◆ **WHAT IS BEING ASKED**: Read through the data and count the lines that contain the string "quote"; give only the result.
— start ENTRIES SUPPLIED —
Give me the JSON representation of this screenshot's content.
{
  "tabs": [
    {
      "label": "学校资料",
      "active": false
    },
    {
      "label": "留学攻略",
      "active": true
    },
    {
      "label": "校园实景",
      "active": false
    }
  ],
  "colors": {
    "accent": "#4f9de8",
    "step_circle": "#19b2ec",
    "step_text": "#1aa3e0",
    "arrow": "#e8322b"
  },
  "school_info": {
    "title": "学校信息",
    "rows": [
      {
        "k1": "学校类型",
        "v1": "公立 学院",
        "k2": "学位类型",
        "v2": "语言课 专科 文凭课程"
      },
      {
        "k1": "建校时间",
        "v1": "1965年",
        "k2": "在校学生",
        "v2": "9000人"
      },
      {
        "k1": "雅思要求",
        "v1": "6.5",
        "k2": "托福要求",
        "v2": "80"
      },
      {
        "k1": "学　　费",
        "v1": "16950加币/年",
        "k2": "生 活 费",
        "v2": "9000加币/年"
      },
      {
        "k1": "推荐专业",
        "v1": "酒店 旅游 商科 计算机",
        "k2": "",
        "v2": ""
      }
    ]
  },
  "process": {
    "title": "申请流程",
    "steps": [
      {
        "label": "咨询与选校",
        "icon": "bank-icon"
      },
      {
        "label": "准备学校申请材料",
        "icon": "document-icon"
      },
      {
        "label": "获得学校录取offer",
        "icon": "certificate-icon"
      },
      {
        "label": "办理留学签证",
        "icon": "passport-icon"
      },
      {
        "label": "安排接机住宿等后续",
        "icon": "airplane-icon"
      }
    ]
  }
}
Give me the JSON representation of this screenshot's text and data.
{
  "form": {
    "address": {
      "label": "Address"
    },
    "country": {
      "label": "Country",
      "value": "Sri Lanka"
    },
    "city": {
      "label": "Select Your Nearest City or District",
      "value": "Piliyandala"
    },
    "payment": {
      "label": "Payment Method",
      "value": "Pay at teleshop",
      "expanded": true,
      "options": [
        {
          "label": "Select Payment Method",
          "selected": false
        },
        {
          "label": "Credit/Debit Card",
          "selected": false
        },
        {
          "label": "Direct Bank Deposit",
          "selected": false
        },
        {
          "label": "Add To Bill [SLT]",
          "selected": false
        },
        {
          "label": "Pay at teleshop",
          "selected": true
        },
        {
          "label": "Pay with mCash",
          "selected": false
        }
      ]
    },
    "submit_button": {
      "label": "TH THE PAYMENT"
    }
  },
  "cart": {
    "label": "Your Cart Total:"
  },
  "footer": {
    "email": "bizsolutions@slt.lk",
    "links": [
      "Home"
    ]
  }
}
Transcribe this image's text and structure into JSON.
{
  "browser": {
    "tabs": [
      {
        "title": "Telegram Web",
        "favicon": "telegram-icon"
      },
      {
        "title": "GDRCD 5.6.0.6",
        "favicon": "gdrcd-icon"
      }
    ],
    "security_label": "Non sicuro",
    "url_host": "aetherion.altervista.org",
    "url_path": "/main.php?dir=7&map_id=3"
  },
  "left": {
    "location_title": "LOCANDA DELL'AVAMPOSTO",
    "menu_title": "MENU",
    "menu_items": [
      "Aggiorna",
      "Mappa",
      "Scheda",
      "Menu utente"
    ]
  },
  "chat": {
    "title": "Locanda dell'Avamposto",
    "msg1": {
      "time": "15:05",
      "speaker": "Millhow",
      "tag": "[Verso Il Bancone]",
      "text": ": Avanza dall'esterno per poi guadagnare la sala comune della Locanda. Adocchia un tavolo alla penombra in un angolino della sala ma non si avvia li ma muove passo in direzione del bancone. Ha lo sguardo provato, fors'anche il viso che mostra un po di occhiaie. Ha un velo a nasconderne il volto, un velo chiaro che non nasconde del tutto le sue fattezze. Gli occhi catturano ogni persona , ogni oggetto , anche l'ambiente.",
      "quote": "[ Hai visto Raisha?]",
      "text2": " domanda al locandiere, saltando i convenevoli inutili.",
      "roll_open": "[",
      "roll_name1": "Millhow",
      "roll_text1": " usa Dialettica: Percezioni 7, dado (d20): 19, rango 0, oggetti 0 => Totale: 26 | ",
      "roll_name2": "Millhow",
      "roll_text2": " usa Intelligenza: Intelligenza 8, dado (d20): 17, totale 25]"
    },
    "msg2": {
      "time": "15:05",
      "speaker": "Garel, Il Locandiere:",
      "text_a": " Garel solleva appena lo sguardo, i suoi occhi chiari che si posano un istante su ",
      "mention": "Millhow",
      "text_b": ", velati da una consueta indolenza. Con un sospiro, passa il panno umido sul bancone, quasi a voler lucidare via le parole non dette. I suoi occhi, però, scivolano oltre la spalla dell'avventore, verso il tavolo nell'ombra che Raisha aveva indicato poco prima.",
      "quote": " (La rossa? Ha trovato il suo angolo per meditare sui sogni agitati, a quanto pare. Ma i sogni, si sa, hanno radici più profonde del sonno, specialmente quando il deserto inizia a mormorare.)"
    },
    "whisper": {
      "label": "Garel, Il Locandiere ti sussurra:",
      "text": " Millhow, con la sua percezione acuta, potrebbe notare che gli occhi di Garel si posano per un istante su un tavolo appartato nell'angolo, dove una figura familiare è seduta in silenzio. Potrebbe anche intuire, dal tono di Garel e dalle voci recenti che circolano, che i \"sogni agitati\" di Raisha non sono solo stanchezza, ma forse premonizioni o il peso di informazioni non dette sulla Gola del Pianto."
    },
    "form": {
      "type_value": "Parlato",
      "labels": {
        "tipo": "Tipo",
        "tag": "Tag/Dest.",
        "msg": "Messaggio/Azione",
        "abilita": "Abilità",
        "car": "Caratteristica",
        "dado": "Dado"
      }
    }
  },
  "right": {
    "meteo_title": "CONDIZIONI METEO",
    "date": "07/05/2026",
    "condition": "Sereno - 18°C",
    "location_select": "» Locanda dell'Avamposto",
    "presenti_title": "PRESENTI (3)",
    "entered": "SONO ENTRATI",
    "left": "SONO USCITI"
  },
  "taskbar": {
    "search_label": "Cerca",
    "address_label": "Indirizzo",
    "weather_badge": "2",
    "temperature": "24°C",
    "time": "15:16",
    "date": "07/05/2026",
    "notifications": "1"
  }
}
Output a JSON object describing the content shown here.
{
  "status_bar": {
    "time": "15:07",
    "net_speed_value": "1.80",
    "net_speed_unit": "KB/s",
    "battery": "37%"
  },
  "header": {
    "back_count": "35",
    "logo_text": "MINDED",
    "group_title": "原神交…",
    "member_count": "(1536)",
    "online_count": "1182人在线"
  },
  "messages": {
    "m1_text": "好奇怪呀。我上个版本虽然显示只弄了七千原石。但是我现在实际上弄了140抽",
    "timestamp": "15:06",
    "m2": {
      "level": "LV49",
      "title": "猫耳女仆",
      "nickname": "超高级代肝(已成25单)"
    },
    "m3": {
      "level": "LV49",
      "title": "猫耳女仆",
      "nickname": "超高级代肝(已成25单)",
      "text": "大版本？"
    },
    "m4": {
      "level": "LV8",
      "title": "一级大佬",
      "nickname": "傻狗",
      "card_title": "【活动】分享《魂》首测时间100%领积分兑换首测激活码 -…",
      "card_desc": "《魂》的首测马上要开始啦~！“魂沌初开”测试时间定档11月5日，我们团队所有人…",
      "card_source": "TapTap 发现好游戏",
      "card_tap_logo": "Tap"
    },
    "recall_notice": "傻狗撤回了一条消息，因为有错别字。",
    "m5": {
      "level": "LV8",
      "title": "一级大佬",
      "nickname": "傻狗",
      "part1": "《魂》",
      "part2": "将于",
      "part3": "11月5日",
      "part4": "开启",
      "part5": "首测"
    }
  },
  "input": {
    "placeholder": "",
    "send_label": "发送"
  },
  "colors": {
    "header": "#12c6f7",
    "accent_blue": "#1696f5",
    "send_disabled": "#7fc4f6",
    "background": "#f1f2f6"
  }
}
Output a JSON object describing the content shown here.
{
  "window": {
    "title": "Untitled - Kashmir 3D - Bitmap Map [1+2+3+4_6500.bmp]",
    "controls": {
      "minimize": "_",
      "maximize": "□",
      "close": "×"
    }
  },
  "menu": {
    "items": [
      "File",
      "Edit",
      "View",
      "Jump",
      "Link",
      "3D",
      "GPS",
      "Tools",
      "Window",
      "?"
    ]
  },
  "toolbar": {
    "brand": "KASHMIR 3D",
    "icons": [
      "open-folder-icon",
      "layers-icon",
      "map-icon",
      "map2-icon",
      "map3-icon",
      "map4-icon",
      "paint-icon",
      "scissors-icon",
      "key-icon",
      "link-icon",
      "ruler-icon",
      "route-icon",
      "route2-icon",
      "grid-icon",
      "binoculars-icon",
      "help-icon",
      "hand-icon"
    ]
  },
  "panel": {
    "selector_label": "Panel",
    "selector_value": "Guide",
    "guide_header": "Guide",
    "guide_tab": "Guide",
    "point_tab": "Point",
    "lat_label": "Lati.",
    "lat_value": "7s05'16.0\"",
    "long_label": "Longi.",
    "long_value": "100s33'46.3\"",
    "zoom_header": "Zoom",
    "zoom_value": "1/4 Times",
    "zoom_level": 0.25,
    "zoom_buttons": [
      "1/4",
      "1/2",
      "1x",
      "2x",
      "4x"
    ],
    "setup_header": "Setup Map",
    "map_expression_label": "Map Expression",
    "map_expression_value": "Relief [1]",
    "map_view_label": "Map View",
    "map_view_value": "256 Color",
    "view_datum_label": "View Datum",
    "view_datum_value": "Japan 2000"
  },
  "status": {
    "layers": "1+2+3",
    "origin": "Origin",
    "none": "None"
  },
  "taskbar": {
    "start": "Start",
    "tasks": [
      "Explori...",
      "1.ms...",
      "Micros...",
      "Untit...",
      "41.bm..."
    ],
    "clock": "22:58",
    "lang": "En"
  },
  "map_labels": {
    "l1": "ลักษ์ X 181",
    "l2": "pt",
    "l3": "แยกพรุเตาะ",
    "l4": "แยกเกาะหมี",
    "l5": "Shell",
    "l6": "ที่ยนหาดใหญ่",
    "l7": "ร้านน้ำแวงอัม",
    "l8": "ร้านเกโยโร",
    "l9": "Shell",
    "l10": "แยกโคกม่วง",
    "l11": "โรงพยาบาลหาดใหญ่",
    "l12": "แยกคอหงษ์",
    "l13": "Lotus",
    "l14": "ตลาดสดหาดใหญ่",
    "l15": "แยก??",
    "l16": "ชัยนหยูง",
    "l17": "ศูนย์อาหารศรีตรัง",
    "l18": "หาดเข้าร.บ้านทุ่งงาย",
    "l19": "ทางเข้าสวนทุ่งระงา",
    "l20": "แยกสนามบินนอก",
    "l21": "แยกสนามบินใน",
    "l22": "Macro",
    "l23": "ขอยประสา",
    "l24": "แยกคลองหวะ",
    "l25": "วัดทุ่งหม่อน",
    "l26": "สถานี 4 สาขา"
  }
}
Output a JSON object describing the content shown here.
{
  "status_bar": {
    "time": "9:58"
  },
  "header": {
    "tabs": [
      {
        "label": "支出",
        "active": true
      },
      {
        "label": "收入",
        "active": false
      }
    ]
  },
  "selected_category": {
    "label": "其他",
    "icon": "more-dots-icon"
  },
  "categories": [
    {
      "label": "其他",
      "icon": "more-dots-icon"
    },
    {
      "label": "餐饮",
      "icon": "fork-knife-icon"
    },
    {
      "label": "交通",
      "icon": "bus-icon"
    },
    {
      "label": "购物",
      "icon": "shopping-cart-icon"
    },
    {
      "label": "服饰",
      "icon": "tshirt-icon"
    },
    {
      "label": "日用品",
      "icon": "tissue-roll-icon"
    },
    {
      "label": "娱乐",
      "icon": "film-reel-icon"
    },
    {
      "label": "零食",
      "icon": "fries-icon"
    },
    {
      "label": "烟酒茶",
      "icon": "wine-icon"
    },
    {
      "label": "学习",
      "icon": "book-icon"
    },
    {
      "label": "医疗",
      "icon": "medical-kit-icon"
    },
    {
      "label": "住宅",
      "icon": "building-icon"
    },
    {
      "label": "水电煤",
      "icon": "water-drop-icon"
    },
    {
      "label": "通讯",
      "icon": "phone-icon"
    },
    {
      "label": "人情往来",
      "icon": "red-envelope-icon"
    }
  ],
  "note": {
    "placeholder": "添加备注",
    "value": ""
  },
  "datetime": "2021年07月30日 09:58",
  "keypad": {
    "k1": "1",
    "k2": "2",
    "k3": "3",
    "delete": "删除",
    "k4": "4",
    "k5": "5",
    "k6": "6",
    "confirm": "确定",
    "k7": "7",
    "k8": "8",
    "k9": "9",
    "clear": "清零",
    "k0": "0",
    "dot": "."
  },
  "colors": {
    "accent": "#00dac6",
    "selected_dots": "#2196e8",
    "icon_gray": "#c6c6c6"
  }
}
— end ENTRIES SUPPLIED —
◆ **EXPECTED ANSWER**: 2